What you have to do — Every entry here needs to be repeated exactly.

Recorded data
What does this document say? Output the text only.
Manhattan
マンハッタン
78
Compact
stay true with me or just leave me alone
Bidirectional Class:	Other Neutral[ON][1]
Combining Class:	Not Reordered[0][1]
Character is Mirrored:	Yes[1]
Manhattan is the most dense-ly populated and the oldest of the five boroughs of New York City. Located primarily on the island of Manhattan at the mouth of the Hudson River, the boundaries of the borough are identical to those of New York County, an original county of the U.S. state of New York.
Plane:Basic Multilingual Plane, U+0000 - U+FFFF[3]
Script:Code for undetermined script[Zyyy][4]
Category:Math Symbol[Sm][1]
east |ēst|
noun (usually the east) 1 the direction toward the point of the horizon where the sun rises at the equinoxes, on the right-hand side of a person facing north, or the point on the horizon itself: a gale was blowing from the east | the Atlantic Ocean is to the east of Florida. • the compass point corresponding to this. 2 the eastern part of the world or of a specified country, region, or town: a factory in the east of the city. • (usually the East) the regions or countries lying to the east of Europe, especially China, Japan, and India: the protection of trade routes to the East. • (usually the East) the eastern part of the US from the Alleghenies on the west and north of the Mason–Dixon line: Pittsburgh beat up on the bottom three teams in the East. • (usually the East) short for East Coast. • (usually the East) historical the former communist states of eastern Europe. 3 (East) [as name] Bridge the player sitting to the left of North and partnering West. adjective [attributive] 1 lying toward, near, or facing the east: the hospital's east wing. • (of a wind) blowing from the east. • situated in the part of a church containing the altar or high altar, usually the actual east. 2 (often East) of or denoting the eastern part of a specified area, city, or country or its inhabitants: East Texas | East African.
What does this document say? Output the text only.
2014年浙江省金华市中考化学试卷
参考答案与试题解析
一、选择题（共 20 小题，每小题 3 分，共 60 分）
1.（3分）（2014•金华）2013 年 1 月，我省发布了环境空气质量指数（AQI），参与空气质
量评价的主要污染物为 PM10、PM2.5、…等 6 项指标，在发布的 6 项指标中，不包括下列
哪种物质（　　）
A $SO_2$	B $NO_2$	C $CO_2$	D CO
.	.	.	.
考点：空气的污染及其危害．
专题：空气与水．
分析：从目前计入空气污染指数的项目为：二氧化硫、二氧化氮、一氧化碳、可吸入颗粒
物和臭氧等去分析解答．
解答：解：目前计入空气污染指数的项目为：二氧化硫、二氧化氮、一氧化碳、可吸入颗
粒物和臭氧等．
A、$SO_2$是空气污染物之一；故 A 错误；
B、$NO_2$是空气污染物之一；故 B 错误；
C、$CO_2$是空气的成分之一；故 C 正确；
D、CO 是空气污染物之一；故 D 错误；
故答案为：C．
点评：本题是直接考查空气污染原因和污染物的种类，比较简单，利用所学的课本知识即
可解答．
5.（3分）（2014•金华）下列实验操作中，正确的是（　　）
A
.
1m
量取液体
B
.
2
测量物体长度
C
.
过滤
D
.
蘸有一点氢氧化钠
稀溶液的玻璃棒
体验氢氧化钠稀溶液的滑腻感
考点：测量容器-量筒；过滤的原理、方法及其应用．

Output for this exercise —
What does this document say? Output the text only.
Manhattan
マンハッタン
78
Compact
stay true with me or just leave me alone
Bidirectional Class:	Other Neutral[ON][1]
Combining Class:	Not Reordered[0][1]
Character is Mirrored:	Yes[1]
Manhattan is the most dense-ly populated and the oldest of the five boroughs of New York City. Located primarily on the island of Manhattan at the mouth of the Hudson River, the boundaries of the borough are identical to those of New York County, an original county of the U.S. state of New York.
Plane:Basic Multilingual Plane, U+0000 - U+FFFF[3]
Script:Code for undetermined script[Zyyy][4]
Category:Math Symbol[Sm][1]
east |ēst|
noun (usually the east) 1 the direction toward the point of the horizon where the sun rises at the equinoxes, on the right-hand side of a person facing north, or the point on the horizon itself: a gale was blowing from the east | the Atlantic Ocean is to the east of Florida. • the compass point corresponding to this. 2 the eastern part of the world or of a specified country, region, or town: a factory in the east of the city. • (usually the East) the regions or countries lying to the east of Europe, especially China, Japan, and India: the protection of trade routes to the East. • (usually the East) the eastern part of the US from the Alleghenies on the west and north of the Mason–Dixon line: Pittsburgh beat up on the bottom three teams in the East. • (usually the East) short for East Coast. • (usually the East) historical the former communist states of eastern Europe. 3 (East) [as name] Bridge the player sitting to the left of North and partnering West. adjective [attributive] 1 lying toward, near, or facing the east: the hospital's east wing. • (of a wind) blowing from the east. • situated in the part of a church containing the altar or high altar, usually the actual east. 2 (often East) of or denoting the eastern part of a specified area, city, or country or its inhabitants: East Texas | East African.
What does this document say? Output the text only.
2014年浙江省金华市中考化学试卷
参考答案与试题解析
一、选择题（共 20 小题，每小题 3 分，共 60 分）
1.（3分）（2014•金华）2013 年 1 月，我省发布了环境空气质量指数（AQI），参与空气质
量评价的主要污染物为 PM10、PM2.5、…等 6 项指标，在发布的 6 项指标中，不包括下列
哪种物质（　　）
A $SO_2$	B $NO_2$	C $CO_2$	D CO
.	.	.	.
考点：空气的污染及其危害．
专题：空气与水．
分析：从目前计入空气污染指数的项目为：二氧化硫、二氧化氮、一氧化碳、可吸入颗粒
物和臭氧等去分析解答．
解答：解：目前计入空气污染指数的项目为：二氧化硫、二氧化氮、一氧化碳、可吸入颗
粒物和臭氧等．
A、$SO_2$是空气污染物之一；故 A 错误；
B、$NO_2$是空气污染物之一；故 B 错误；
C、$CO_2$是空气的成分之一；故 C 正确；
D、CO 是空气污染物之一；故 D 错误；
故答案为：C．
点评：本题是直接考查空气污染原因和污染物的种类，比较简单，利用所学的课本知识即
可解答．
5.（3分）（2014•金华）下列实验操作中，正确的是（　　）
A
.
1m
量取液体
B
.
2
测量物体长度
C
.
过滤
D
.
蘸有一点氢氧化钠
稀溶液的玻璃棒
体验氢氧化钠稀溶液的滑腻感
考点：测量容器-量筒；过滤的原理、方法及其应用．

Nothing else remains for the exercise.